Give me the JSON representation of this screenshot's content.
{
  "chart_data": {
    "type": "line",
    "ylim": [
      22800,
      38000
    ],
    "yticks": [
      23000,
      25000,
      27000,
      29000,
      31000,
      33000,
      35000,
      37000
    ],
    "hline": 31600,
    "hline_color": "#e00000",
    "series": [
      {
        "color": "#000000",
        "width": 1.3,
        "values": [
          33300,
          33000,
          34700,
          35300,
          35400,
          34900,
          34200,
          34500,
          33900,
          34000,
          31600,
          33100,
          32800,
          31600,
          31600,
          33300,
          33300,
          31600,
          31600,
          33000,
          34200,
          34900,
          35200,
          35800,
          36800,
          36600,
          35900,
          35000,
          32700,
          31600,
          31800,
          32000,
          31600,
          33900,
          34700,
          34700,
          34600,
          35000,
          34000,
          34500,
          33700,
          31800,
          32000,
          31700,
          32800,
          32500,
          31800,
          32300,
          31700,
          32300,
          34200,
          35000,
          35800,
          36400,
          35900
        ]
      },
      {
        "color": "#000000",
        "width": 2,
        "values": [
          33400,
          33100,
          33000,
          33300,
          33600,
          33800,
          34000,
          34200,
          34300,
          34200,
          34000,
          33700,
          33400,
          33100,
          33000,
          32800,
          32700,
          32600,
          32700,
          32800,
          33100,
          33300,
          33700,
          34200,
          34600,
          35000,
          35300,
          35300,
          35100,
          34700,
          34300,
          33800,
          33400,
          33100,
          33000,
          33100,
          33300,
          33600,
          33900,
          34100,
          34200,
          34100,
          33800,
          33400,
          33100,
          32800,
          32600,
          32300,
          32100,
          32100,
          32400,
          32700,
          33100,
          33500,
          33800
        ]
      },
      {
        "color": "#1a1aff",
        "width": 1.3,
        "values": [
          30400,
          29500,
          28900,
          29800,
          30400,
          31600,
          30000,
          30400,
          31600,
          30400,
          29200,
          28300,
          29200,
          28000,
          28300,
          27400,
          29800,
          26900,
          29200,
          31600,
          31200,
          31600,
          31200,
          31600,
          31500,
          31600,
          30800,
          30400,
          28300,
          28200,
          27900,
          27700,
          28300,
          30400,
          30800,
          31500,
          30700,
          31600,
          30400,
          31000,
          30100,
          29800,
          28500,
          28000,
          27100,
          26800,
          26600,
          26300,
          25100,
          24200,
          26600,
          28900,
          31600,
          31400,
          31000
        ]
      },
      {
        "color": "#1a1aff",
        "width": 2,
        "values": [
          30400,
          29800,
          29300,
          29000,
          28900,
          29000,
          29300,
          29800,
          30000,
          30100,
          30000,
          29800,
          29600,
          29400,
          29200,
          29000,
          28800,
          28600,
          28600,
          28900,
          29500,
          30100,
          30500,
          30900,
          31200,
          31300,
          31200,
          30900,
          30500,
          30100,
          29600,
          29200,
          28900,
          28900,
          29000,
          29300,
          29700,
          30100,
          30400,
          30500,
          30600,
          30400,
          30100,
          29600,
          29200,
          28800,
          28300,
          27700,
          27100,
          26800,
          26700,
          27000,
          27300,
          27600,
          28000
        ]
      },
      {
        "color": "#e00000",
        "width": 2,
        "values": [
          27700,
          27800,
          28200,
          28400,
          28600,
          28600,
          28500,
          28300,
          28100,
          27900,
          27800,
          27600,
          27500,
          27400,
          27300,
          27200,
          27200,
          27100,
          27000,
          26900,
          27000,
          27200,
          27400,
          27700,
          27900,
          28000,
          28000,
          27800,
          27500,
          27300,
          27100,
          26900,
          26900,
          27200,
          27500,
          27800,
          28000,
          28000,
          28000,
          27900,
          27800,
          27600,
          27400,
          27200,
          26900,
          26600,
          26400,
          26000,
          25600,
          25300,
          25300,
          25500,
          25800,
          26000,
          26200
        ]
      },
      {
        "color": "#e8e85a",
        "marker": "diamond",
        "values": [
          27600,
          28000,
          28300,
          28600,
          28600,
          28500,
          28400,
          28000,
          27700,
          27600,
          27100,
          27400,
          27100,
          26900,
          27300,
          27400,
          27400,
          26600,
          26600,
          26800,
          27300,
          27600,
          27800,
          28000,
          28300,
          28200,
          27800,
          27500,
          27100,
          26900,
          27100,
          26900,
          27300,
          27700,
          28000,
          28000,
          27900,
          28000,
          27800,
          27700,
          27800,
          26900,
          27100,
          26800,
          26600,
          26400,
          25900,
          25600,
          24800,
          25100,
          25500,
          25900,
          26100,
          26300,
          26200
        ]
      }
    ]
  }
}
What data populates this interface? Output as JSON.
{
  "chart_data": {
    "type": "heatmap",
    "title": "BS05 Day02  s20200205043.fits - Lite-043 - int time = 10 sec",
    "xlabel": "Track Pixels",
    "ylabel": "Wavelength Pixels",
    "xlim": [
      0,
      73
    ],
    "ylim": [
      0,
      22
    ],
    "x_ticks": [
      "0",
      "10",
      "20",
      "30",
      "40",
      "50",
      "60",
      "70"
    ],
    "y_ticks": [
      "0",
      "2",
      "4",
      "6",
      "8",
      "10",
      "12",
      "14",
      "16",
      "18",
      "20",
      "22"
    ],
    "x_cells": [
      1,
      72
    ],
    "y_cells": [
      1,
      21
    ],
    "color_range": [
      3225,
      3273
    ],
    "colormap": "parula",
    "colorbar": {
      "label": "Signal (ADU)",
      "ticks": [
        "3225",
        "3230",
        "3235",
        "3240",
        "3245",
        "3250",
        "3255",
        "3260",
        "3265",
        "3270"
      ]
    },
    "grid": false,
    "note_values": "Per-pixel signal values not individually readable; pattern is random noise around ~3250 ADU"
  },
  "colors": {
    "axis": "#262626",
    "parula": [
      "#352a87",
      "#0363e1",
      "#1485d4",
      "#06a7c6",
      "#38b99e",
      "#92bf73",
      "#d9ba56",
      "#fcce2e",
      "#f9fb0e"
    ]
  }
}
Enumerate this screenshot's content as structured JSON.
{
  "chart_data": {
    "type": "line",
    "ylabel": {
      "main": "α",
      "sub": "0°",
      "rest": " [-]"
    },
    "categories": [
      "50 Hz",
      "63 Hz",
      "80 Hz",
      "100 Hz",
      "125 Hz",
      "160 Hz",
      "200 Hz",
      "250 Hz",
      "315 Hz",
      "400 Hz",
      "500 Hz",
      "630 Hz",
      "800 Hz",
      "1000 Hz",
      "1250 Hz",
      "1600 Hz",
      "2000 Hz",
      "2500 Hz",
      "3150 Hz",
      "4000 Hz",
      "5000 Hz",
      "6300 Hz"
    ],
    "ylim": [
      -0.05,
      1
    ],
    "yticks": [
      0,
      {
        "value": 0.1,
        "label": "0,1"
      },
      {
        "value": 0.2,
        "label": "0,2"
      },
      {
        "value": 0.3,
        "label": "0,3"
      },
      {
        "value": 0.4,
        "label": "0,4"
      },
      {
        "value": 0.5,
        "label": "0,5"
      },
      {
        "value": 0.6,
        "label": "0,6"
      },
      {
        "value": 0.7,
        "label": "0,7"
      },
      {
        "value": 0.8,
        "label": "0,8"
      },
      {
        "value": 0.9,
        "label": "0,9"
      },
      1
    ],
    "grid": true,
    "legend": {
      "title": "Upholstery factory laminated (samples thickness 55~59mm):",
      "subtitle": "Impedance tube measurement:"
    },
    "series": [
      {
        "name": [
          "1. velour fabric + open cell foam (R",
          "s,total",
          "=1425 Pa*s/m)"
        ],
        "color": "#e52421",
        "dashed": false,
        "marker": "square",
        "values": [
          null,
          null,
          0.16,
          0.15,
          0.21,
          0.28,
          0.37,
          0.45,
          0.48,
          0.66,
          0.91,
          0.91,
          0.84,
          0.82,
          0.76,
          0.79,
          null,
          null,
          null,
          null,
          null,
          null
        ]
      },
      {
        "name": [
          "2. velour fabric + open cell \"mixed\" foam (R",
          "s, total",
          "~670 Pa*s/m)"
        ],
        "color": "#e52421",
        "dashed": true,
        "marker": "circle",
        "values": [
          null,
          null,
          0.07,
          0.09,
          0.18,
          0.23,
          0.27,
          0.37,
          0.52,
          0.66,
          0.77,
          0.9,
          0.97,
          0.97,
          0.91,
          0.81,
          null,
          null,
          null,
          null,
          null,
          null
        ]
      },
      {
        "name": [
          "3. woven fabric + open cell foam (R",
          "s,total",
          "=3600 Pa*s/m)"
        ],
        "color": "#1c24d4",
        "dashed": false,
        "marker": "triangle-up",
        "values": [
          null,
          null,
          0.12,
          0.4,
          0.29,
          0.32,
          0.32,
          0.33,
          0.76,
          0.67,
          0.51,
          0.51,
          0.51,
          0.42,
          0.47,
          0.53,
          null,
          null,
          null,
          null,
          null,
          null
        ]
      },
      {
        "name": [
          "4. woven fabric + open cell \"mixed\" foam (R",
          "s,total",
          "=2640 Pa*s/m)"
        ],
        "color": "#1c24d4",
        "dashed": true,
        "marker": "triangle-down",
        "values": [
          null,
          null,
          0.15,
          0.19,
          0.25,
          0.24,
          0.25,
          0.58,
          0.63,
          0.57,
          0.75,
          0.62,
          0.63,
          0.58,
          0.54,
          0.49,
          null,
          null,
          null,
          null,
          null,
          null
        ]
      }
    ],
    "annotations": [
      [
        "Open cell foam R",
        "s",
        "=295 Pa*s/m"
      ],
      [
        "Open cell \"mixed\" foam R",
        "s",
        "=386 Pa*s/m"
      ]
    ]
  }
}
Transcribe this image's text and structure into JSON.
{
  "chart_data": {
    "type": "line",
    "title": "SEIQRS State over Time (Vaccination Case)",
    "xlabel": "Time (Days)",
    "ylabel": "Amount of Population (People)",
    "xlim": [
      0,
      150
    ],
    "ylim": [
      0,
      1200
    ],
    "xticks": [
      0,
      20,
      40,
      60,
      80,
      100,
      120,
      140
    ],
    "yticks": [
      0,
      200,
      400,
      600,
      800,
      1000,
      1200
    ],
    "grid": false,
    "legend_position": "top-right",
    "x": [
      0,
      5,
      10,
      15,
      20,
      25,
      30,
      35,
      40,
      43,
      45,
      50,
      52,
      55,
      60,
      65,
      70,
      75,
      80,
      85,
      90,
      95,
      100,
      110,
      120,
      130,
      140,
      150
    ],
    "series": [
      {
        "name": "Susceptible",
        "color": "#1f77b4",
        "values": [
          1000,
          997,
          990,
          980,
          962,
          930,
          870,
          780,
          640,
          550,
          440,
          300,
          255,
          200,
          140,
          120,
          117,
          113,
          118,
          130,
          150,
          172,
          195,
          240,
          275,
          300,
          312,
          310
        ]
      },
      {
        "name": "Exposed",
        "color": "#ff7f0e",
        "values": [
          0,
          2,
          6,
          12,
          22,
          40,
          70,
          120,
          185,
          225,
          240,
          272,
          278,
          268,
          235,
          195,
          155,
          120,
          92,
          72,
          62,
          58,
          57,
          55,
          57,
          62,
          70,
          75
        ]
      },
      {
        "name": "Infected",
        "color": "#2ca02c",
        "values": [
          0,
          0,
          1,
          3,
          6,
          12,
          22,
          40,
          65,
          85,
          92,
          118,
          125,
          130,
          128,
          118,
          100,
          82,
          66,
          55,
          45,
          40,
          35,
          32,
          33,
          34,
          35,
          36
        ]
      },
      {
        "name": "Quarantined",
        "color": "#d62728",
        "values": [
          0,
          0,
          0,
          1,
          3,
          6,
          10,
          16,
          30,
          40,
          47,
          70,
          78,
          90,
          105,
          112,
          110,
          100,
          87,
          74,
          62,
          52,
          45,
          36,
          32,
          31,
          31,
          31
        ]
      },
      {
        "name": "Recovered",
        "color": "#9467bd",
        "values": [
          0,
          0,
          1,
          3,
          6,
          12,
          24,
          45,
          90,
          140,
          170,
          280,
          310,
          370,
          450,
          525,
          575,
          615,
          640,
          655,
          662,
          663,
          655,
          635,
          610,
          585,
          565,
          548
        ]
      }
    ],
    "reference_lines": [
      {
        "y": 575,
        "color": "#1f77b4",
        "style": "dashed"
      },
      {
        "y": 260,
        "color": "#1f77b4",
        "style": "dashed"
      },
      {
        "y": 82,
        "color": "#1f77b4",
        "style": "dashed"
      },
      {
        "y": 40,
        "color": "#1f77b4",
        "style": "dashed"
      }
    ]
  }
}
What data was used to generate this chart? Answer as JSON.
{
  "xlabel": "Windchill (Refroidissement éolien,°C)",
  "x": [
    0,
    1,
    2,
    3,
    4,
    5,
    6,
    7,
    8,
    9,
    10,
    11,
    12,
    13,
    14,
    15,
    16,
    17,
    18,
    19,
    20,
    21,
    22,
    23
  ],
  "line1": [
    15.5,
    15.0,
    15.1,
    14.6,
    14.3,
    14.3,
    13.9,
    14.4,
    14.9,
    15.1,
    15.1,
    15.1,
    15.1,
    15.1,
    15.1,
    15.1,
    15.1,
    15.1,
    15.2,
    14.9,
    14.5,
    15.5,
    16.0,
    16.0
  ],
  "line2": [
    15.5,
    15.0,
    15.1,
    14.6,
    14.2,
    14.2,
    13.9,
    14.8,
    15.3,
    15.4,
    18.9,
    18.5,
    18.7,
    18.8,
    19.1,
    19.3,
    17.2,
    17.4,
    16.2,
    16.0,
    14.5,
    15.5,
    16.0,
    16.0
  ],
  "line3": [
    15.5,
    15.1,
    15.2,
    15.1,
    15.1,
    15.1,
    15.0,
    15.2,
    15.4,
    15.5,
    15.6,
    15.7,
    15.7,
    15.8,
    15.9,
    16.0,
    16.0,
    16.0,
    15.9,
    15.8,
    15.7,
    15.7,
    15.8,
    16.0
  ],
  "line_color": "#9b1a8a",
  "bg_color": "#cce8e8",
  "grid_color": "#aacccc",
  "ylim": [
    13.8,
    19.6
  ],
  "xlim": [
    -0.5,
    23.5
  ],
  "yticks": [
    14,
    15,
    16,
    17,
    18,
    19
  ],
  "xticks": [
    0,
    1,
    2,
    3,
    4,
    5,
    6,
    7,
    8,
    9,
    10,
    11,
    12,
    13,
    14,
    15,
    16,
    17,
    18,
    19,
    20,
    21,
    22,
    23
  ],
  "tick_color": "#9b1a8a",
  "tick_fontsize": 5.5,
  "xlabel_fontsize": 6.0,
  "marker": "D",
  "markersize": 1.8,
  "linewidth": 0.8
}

━━━━━━━━

YOUR GOAL: Make a copy of each line that contains the string "What".

REPLY:
What data populates this interface? Output as JSON.
What data was used to generate this chart? Answer as JSON.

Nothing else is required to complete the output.